▸ STATED GOAL
Find all lines in the listing that include the word "Diocesan", then copy them.

(Saved entries)
##########

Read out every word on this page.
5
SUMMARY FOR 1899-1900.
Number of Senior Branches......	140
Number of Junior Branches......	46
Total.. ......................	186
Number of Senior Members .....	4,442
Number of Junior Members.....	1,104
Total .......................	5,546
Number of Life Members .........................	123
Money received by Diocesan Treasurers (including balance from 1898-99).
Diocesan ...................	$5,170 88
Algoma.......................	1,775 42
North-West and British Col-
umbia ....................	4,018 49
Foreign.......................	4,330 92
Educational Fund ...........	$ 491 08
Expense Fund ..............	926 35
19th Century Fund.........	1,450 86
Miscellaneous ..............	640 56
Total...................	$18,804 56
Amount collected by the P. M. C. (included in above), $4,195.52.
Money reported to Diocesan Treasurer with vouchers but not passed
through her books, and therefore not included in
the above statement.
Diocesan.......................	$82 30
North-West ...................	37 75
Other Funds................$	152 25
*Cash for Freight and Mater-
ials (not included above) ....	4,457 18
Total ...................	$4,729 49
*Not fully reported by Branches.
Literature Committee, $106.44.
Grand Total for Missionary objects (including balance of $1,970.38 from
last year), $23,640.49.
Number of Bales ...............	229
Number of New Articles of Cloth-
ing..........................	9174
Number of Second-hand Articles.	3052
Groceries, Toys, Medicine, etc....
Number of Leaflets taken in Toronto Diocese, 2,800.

##########

▸ THE COMPLETED TASK
Money received by Diocesan Treasurers (including balance from 1898-99).
Diocesan ...................	$5,170 88
Money reported to Diocesan Treasurer with vouchers but not passed
Diocesan.......................	$82 30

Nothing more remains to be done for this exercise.